**Short problem**
Every entry below should be printed exactly, without its images.

**Source material**
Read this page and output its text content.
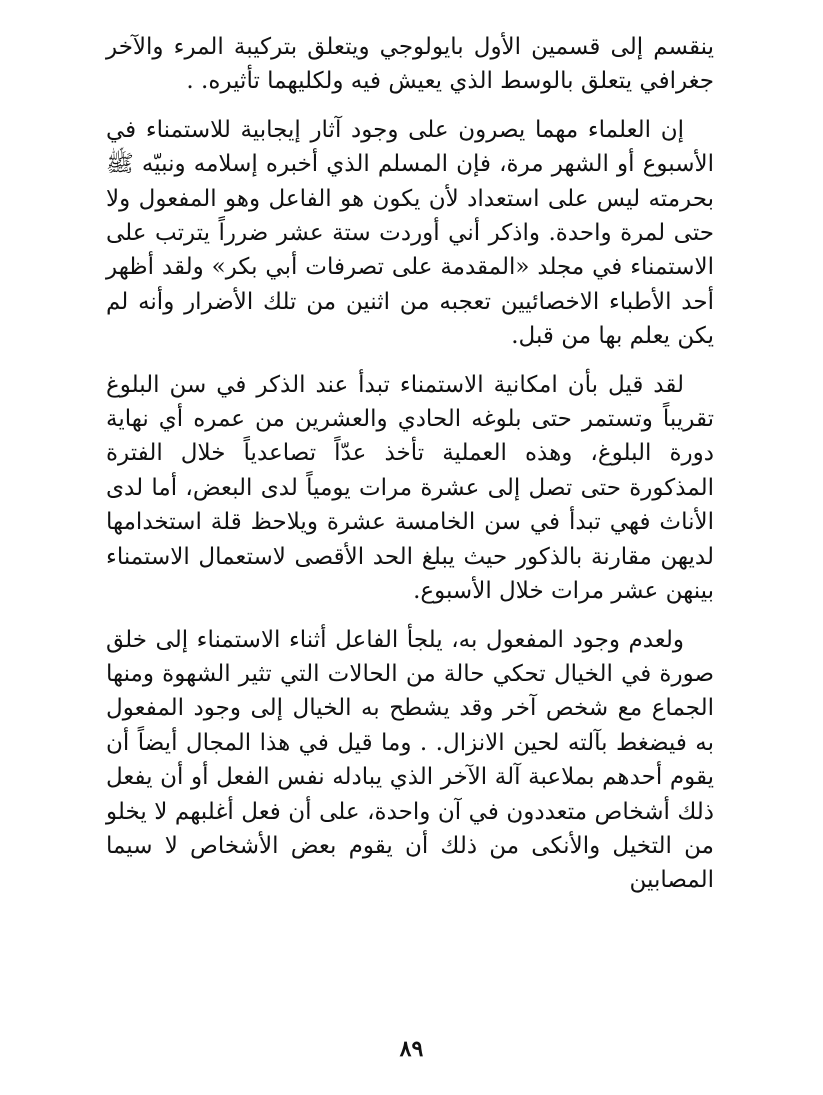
ينقسم إلى قسمين الأول بايولوجي ويتعلق بتركيبة المرء والآخر جغرافي يتعلق بالوسط الذي يعيش فيه ولكليهما تأثيره. .

إن العلماء مهما يصرون على وجود آثار إيجابية للاستمناء في الأسبوع أو الشهر مرة، فإن المسلم الذي أخبره إسلامه ونبيّه ﷺ بحرمته ليس على استعداد لأن يكون هو الفاعل وهو المفعول ولا حتى لمرة واحدة. واذكر أني أوردت ستة عشر ضرراً يترتب على الاستمناء في مجلد «المقدمة على تصرفات أبي بكر» ولقد أظهر أحد الأطباء الاخصائيين تعجبه من اثنين من تلك الأضرار وأنه لم يكن يعلم بها من قبل.

لقد قيل بأن امكانية الاستمناء تبدأ عند الذكر في سن البلوغ تقريباً وتستمر حتى بلوغه الحادي والعشرين من عمره أي نهاية دورة البلوغ، وهذه العملية تأخذ عدّاً تصاعدياً خلال الفترة المذكورة حتى تصل إلى عشرة مرات يومياً لدى البعض، أما لدى الأناث فهي تبدأ في سن الخامسة عشرة ويلاحظ قلة استخدامها لديهن مقارنة بالذكور حيث يبلغ الحد الأقصى لاستعمال الاستمناء بينهن عشر مرات خلال الأسبوع.

ولعدم وجود المفعول به، يلجأ الفاعل أثناء الاستمناء إلى خلق صورة في الخيال تحكي حالة من الحالات التي تثير الشهوة ومنها الجماع مع شخص آخر وقد يشطح به الخيال إلى وجود المفعول به فيضغط بآلته لحين الانزال. . وما قيل في هذا المجال أيضاً أن يقوم أحدهم بملاعبة آلة الآخر الذي يبادله نفس الفعل أو أن يفعل ذلك أشخاص متعددون في آن واحدة، على أن فعل أغلبهم لا يخلو من التخيل والأنكى من ذلك أن يقوم بعض الأشخاص لا سيما المصابين

٨٩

**Output of the exercise**
Read this page and output its text content.
ينقسم إلى قسمين الأول بايولوجي ويتعلق بتركيبة المرء والآخر جغرافي يتعلق بالوسط الذي يعيش فيه ولكليهما تأثيره. .

إن العلماء مهما يصرون على وجود آثار إيجابية للاستمناء في الأسبوع أو الشهر مرة، فإن المسلم الذي أخبره إسلامه ونبيّه ﷺ بحرمته ليس على استعداد لأن يكون هو الفاعل وهو المفعول ولا حتى لمرة واحدة. واذكر أني أوردت ستة عشر ضرراً يترتب على الاستمناء في مجلد «المقدمة على تصرفات أبي بكر» ولقد أظهر أحد الأطباء الاخصائيين تعجبه من اثنين من تلك الأضرار وأنه لم يكن يعلم بها من قبل.

لقد قيل بأن امكانية الاستمناء تبدأ عند الذكر في سن البلوغ تقريباً وتستمر حتى بلوغه الحادي والعشرين من عمره أي نهاية دورة البلوغ، وهذه العملية تأخذ عدّاً تصاعدياً خلال الفترة المذكورة حتى تصل إلى عشرة مرات يومياً لدى البعض، أما لدى الأناث فهي تبدأ في سن الخامسة عشرة ويلاحظ قلة استخدامها لديهن مقارنة بالذكور حيث يبلغ الحد الأقصى لاستعمال الاستمناء بينهن عشر مرات خلال الأسبوع.

ولعدم وجود المفعول به، يلجأ الفاعل أثناء الاستمناء إلى خلق صورة في الخيال تحكي حالة من الحالات التي تثير الشهوة ومنها الجماع مع شخص آخر وقد يشطح به الخيال إلى وجود المفعول به فيضغط بآلته لحين الانزال. . وما قيل في هذا المجال أيضاً أن يقوم أحدهم بملاعبة آلة الآخر الذي يبادله نفس الفعل أو أن يفعل ذلك أشخاص متعددون في آن واحدة، على أن فعل أغلبهم لا يخلو من التخيل والأنكى من ذلك أن يقوم بعض الأشخاص لا سيما المصابين

٨٩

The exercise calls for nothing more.